Directions for this task:
Find the word "style" in the listing; pull out each line holding it.

Information shown:
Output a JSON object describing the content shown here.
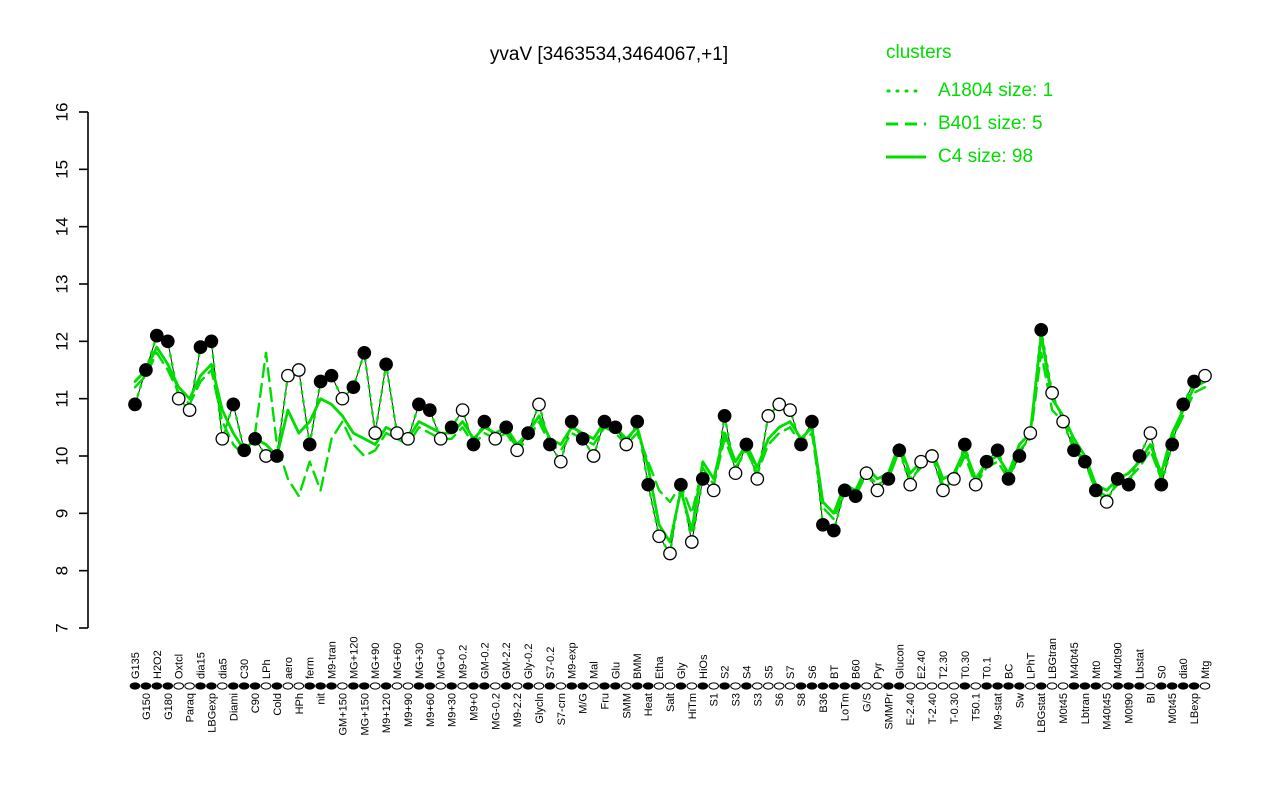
{
  "title": "yvaV [3463534,3464067,+1]",
  "legend": {
    "title": "clusters",
    "entries": [
      {
        "label": "A1804 size: 1",
        "style": "dotted"
      },
      {
        "label": "B401 size: 5",
        "style": "dashed"
      },
      {
        "label": "C4 size: 98",
        "style": "solid"
      }
    ]
  },
  "colors": {
    "green": "#00DD00",
    "point_filled": "#000000",
    "point_open": "#FFFFFF",
    "profile_line": "#161616"
  },
  "chart_data": {
    "type": "line",
    "title": "yvaV [3463534,3464067,+1]",
    "xlabel": "",
    "ylabel": "",
    "ylim": [
      7,
      16
    ],
    "yticks": [
      7,
      8,
      9,
      10,
      11,
      12,
      13,
      14,
      15,
      16
    ],
    "grid": false,
    "legend_position": "topright",
    "categories": [
      "G135",
      "G150",
      "H2O2",
      "G180",
      "Oxtcl",
      "Paraq",
      "dia15",
      "LBGexp",
      "dia5",
      "Diami",
      "C30",
      "C90",
      "LPh",
      "Cold",
      "aero",
      "HPh",
      "ferm",
      "nit",
      "M9-tran",
      "GM+150",
      "MG+120",
      "MG+150",
      "MG+90",
      "M9+120",
      "MG+60",
      "M9+90",
      "MG+30",
      "M9+60",
      "MG+0",
      "M9+30",
      "M9-0.2",
      "M9+0",
      "GM-0.2",
      "MG-0.2",
      "GM-2.2",
      "M9-2.2",
      "Gly-0.2",
      "Glycln",
      "S7-0.2",
      "S7-crn",
      "M9-exp",
      "M/G",
      "Mal",
      "Fru",
      "Glu",
      "SMM",
      "BMM",
      "Heat",
      "Etha",
      "Salt",
      "Gly",
      "HiTm",
      "HiOs",
      "S1",
      "S2",
      "S3",
      "S4",
      "S3",
      "S5",
      "S6",
      "S7",
      "S8",
      "S6",
      "B36",
      "BT",
      "LoTm",
      "B60",
      "G/S",
      "Pyr",
      "SMMPr",
      "Glucon",
      "E-2.40",
      "E2.40",
      "T-2.40",
      "T2.30",
      "T-0.30",
      "T0.30",
      "T50.1",
      "T0.1",
      "M9-stat",
      "BC",
      "Sw",
      "LPhT",
      "LBGstat",
      "LBGtran",
      "M0t45",
      "M40t45",
      "Lbtran",
      "Mt0",
      "M40t45",
      "M40t90",
      "M0t90",
      "Lbstat",
      "BI",
      "S0",
      "M0t45",
      "dia0",
      "LBexp",
      "Mtg"
    ],
    "points": {
      "values": [
        10.9,
        11.5,
        12.1,
        12.0,
        11.0,
        10.8,
        11.9,
        12.0,
        10.3,
        10.9,
        10.1,
        10.3,
        10.0,
        10.0,
        11.4,
        11.5,
        10.2,
        11.3,
        11.4,
        11.0,
        11.2,
        11.8,
        10.4,
        11.6,
        10.4,
        10.3,
        10.9,
        10.8,
        10.3,
        10.5,
        10.8,
        10.2,
        10.6,
        10.3,
        10.5,
        10.1,
        10.4,
        10.9,
        10.2,
        9.9,
        10.6,
        10.3,
        10.0,
        10.6,
        10.5,
        10.2,
        10.6,
        9.5,
        8.6,
        8.3,
        9.5,
        8.5,
        9.6,
        9.4,
        10.7,
        9.7,
        10.2,
        9.6,
        10.7,
        10.9,
        10.8,
        10.2,
        10.6,
        8.8,
        8.7,
        9.4,
        9.3,
        9.7,
        9.4,
        9.6,
        10.1,
        9.5,
        9.9,
        10.0,
        9.4,
        9.6,
        10.2,
        9.5,
        9.9,
        10.1,
        9.6,
        10.0,
        10.4,
        12.2,
        11.1,
        10.6,
        10.1,
        9.9,
        9.4,
        9.2,
        9.6,
        9.5,
        10.0,
        10.4,
        9.5,
        10.2,
        10.9,
        11.3,
        11.4
      ],
      "fills": "kkkkwwkkwkkkwkwwkkkwkkwkwwkkwkwkkwkwkwkwkkwkkwkkwwkwkwkwkwwwwkkkkkkwwkkwwwwwkwkkkkwkwwkkkwkkkwkkkk"
    },
    "series": [
      {
        "name": "A1804",
        "size": 1,
        "style": "dotted",
        "values": [
          10.9,
          11.5,
          12.1,
          12.0,
          11.0,
          10.8,
          11.9,
          12.0,
          10.3,
          10.9,
          10.1,
          10.3,
          10.0,
          10.0,
          11.4,
          11.5,
          10.2,
          11.3,
          11.4,
          11.0,
          11.2,
          11.8,
          10.4,
          11.6,
          10.4,
          10.3,
          10.9,
          10.8,
          10.3,
          10.5,
          10.8,
          10.2,
          10.6,
          10.3,
          10.5,
          10.1,
          10.4,
          10.9,
          10.2,
          9.9,
          10.6,
          10.3,
          10.0,
          10.6,
          10.5,
          10.2,
          10.6,
          9.5,
          8.6,
          8.3,
          9.5,
          8.5,
          9.6,
          9.4,
          10.7,
          9.7,
          10.2,
          9.6,
          10.7,
          10.9,
          10.8,
          10.2,
          10.6,
          8.8,
          8.7,
          9.4,
          9.3,
          9.7,
          9.4,
          9.6,
          10.1,
          9.5,
          9.9,
          10.0,
          9.4,
          9.6,
          10.2,
          9.5,
          9.9,
          10.1,
          9.6,
          10.0,
          10.4,
          12.2,
          11.1,
          10.6,
          10.1,
          9.9,
          9.4,
          9.2,
          9.6,
          9.5,
          10.0,
          10.4,
          9.5,
          10.2,
          10.9,
          11.3,
          11.4
        ]
      },
      {
        "name": "B401",
        "size": 5,
        "style": "dashed",
        "values": [
          11.2,
          11.4,
          11.8,
          11.5,
          11.1,
          10.9,
          11.3,
          11.5,
          10.6,
          10.2,
          10.0,
          10.4,
          11.8,
          10.2,
          9.6,
          9.3,
          9.9,
          9.4,
          10.3,
          10.6,
          10.2,
          10.0,
          10.1,
          10.4,
          10.3,
          10.2,
          10.5,
          10.4,
          10.3,
          10.3,
          10.5,
          10.2,
          10.4,
          10.3,
          10.4,
          10.1,
          10.3,
          10.6,
          10.2,
          10.1,
          10.4,
          10.3,
          10.2,
          10.5,
          10.4,
          10.2,
          10.4,
          9.9,
          9.4,
          9.2,
          9.5,
          9.0,
          9.8,
          9.5,
          10.3,
          9.8,
          10.1,
          9.7,
          10.2,
          10.4,
          10.5,
          10.2,
          10.4,
          9.1,
          8.9,
          9.4,
          9.3,
          9.7,
          9.5,
          9.6,
          10.1,
          9.6,
          9.8,
          10.0,
          9.5,
          9.6,
          10.0,
          9.5,
          9.8,
          9.9,
          9.6,
          10.1,
          10.3,
          11.8,
          10.8,
          10.6,
          10.2,
          9.9,
          9.4,
          9.3,
          9.5,
          9.6,
          9.8,
          10.1,
          9.6,
          10.3,
          10.7,
          11.1,
          11.2
        ]
      },
      {
        "name": "C4",
        "size": 98,
        "style": "solid",
        "values": [
          11.3,
          11.5,
          11.9,
          11.6,
          11.2,
          11.0,
          11.4,
          11.6,
          10.8,
          10.4,
          10.1,
          10.3,
          10.2,
          10.0,
          10.8,
          10.4,
          10.6,
          11.0,
          10.9,
          10.7,
          10.4,
          10.3,
          10.2,
          10.5,
          10.4,
          10.3,
          10.6,
          10.5,
          10.4,
          10.4,
          10.6,
          10.3,
          10.5,
          10.4,
          10.5,
          10.2,
          10.4,
          10.7,
          10.3,
          10.2,
          10.5,
          10.4,
          10.3,
          10.6,
          10.5,
          10.3,
          10.5,
          9.8,
          8.8,
          8.5,
          9.4,
          8.7,
          9.9,
          9.6,
          10.4,
          9.9,
          10.2,
          9.8,
          10.3,
          10.5,
          10.6,
          10.3,
          10.5,
          9.2,
          9.0,
          9.5,
          9.4,
          9.8,
          9.6,
          9.7,
          10.2,
          9.7,
          9.9,
          10.1,
          9.6,
          9.7,
          10.1,
          9.6,
          9.9,
          10.0,
          9.7,
          10.2,
          10.4,
          12.1,
          11.0,
          10.7,
          10.3,
          10.0,
          9.5,
          9.4,
          9.6,
          9.7,
          9.9,
          10.2,
          9.7,
          10.4,
          10.8,
          11.2,
          11.3
        ]
      }
    ]
  }
}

Final answer:
        "style": "dotted"
        "style": "dashed"
        "style": "solid"
        "style": "dotted",
        "style": "dashed",
        "style": "solid",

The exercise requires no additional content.